### Problem
An exact copy of every record is needed.
* * *
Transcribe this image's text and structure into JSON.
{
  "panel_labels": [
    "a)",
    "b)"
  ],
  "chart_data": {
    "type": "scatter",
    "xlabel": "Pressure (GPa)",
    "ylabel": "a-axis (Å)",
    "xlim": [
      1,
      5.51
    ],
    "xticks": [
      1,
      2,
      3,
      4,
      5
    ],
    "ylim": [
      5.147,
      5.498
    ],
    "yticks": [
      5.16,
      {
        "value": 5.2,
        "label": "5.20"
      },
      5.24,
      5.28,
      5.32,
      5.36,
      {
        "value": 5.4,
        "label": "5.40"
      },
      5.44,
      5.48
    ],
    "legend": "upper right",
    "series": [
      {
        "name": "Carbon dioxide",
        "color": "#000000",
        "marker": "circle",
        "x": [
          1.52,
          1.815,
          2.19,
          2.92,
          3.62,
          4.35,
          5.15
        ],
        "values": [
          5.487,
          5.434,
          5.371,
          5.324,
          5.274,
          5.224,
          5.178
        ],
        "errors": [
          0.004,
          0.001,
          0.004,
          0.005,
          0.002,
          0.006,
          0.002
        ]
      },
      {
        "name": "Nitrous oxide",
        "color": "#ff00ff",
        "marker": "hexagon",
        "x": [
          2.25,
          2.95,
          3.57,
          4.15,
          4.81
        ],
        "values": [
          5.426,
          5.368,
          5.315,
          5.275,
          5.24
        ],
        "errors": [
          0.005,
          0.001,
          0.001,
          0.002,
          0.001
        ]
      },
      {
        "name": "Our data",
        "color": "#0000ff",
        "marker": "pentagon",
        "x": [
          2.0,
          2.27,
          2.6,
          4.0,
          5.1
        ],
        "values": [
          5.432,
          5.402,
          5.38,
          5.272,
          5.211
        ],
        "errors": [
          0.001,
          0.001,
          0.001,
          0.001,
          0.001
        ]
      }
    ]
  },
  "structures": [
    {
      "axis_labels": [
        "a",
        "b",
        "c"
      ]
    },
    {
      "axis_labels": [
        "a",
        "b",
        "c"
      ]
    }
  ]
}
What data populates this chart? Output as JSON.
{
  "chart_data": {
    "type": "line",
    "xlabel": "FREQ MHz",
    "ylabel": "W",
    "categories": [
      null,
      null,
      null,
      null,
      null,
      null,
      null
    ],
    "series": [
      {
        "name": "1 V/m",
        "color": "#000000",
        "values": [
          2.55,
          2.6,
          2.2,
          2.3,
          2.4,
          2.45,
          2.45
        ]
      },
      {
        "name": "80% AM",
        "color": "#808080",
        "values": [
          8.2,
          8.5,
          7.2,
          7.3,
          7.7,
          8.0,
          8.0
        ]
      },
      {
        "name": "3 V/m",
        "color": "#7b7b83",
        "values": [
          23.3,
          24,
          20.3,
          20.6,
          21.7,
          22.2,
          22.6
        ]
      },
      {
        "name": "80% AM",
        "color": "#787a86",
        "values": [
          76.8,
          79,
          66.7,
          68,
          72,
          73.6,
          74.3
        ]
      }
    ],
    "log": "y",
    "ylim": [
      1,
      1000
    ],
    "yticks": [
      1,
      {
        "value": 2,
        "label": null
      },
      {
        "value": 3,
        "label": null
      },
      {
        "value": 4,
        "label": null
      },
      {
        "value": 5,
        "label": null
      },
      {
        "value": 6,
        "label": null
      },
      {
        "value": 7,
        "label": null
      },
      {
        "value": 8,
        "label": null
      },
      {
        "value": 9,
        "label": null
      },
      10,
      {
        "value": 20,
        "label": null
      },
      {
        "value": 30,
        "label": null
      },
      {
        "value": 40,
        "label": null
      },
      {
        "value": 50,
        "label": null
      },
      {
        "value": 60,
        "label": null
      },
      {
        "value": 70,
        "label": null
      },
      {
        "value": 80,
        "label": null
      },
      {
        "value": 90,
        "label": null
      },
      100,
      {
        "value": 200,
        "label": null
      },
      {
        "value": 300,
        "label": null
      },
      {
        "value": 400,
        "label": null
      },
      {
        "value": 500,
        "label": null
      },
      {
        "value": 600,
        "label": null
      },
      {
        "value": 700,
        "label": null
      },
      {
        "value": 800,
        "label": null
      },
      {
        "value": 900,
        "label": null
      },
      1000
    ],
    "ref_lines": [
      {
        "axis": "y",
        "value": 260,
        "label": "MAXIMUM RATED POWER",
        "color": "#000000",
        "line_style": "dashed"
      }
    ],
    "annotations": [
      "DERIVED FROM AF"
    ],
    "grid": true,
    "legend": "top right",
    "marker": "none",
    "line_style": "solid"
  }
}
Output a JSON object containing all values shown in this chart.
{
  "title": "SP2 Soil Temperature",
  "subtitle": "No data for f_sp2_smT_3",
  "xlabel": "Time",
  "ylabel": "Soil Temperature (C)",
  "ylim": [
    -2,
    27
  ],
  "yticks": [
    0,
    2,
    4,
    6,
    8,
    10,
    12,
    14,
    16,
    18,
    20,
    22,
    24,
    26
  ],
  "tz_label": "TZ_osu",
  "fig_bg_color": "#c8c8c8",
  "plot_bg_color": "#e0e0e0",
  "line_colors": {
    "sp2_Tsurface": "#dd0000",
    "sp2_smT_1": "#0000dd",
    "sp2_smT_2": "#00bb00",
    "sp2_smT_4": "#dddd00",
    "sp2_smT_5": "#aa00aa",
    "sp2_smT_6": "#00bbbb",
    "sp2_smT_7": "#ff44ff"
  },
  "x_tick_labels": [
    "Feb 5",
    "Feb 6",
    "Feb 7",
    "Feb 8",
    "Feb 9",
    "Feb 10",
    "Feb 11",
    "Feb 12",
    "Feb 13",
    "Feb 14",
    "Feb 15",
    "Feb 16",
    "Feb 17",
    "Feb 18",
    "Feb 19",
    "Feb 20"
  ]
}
* * *
### Reply
Transcribe this image's text and structure into JSON.
{
  "panel_labels": [
    "a)",
    "b)"
  ],
  "chart_data": {
    "type": "scatter",
    "xlabel": "Pressure (GPa)",
    "ylabel": "a-axis (Å)",
    "xlim": [
      1,
      5.51
    ],
    "xticks": [
      1,
      2,
      3,
      4,
      5
    ],
    "ylim": [
      5.147,
      5.498
    ],
    "yticks": [
      5.16,
      {
        "value": 5.2,
        "label": "5.20"
      },
      5.24,
      5.28,
      5.32,
      5.36,
      {
        "value": 5.4,
        "label": "5.40"
      },
      5.44,
      5.48
    ],
    "legend": "upper right",
    "series": [
      {
        "name": "Carbon dioxide",
        "color": "#000000",
        "marker": "circle",
        "x": [
          1.52,
          1.815,
          2.19,
          2.92,
          3.62,
          4.35,
          5.15
        ],
        "values": [
          5.487,
          5.434,
          5.371,
          5.324,
          5.274,
          5.224,
          5.178
        ],
        "errors": [
          0.004,
          0.001,
          0.004,
          0.005,
          0.002,
          0.006,
          0.002
        ]
      },
      {
        "name": "Nitrous oxide",
        "color": "#ff00ff",
        "marker": "hexagon",
        "x": [
          2.25,
          2.95,
          3.57,
          4.15,
          4.81
        ],
        "values": [
          5.426,
          5.368,
          5.315,
          5.275,
          5.24
        ],
        "errors": [
          0.005,
          0.001,
          0.001,
          0.002,
          0.001
        ]
      },
      {
        "name": "Our data",
        "color": "#0000ff",
        "marker": "pentagon",
        "x": [
          2.0,
          2.27,
          2.6,
          4.0,
          5.1
        ],
        "values": [
          5.432,
          5.402,
          5.38,
          5.272,
          5.211
        ],
        "errors": [
          0.001,
          0.001,
          0.001,
          0.001,
          0.001
        ]
      }
    ]
  },
  "structures": [
    {
      "axis_labels": [
        "a",
        "b",
        "c"
      ]
    },
    {
      "axis_labels": [
        "a",
        "b",
        "c"
      ]
    }
  ]
}
What data populates this chart? Output as JSON.
{
  "chart_data": {
    "type": "line",
    "xlabel": "FREQ MHz",
    "ylabel": "W",
    "categories": [
      null,
      null,
      null,
      null,
      null,
      null,
      null
    ],
    "series": [
      {
        "name": "1 V/m",
        "color": "#000000",
        "values": [
          2.55,
          2.6,
          2.2,
          2.3,
          2.4,
          2.45,
          2.45
        ]
      },
      {
        "name": "80% AM",
        "color": "#808080",
        "values": [
          8.2,
          8.5,
          7.2,
          7.3,
          7.7,
          8.0,
          8.0
        ]
      },
      {
        "name": "3 V/m",
        "color": "#7b7b83",
        "values": [
          23.3,
          24,
          20.3,
          20.6,
          21.7,
          22.2,
          22.6
        ]
      },
      {
        "name": "80% AM",
        "color": "#787a86",
        "values": [
          76.8,
          79,
          66.7,
          68,
          72,
          73.6,
          74.3
        ]
      }
    ],
    "log": "y",
    "ylim": [
      1,
      1000
    ],
    "yticks": [
      1,
      {
        "value": 2,
        "label": null
      },
      {
        "value": 3,
        "label": null
      },
      {
        "value": 4,
        "label": null
      },
      {
        "value": 5,
        "label": null
      },
      {
        "value": 6,
        "label": null
      },
      {
        "value": 7,
        "label": null
      },
      {
        "value": 8,
        "label": null
      },
      {
        "value": 9,
        "label": null
      },
      10,
      {
        "value": 20,
        "label": null
      },
      {
        "value": 30,
        "label": null
      },
      {
        "value": 40,
        "label": null
      },
      {
        "value": 50,
        "label": null
      },
      {
        "value": 60,
        "label": null
      },
      {
        "value": 70,
        "label": null
      },
      {
        "value": 80,
        "label": null
      },
      {
        "value": 90,
        "label": null
      },
      100,
      {
        "value": 200,
        "label": null
      },
      {
        "value": 300,
        "label": null
      },
      {
        "value": 400,
        "label": null
      },
      {
        "value": 500,
        "label": null
      },
      {
        "value": 600,
        "label": null
      },
      {
        "value": 700,
        "label": null
      },
      {
        "value": 800,
        "label": null
      },
      {
        "value": 900,
        "label": null
      },
      1000
    ],
    "ref_lines": [
      {
        "axis": "y",
        "value": 260,
        "label": "MAXIMUM RATED POWER",
        "color": "#000000",
        "line_style": "dashed"
      }
    ],
    "annotations": [
      "DERIVED FROM AF"
    ],
    "grid": true,
    "legend": "top right",
    "marker": "none",
    "line_style": "solid"
  }
}
Output a JSON object containing all values shown in this chart.
{
  "title": "SP2 Soil Temperature",
  "subtitle": "No data for f_sp2_smT_3",
  "xlabel": "Time",
  "ylabel": "Soil Temperature (C)",
  "ylim": [
    -2,
    27
  ],
  "yticks": [
    0,
    2,
    4,
    6,
    8,
    10,
    12,
    14,
    16,
    18,
    20,
    22,
    24,
    26
  ],
  "tz_label": "TZ_osu",
  "fig_bg_color": "#c8c8c8",
  "plot_bg_color": "#e0e0e0",
  "line_colors": {
    "sp2_Tsurface": "#dd0000",
    "sp2_smT_1": "#0000dd",
    "sp2_smT_2": "#00bb00",
    "sp2_smT_4": "#dddd00",
    "sp2_smT_5": "#aa00aa",
    "sp2_smT_6": "#00bbbb",
    "sp2_smT_7": "#ff44ff"
  },
  "x_tick_labels": [
    "Feb 5",
    "Feb 6",
    "Feb 7",
    "Feb 8",
    "Feb 9",
    "Feb 10",
    "Feb 11",
    "Feb 12",
    "Feb 13",
    "Feb 14",
    "Feb 15",
    "Feb 16",
    "Feb 17",
    "Feb 18",
    "Feb 19",
    "Feb 20"
  ]
}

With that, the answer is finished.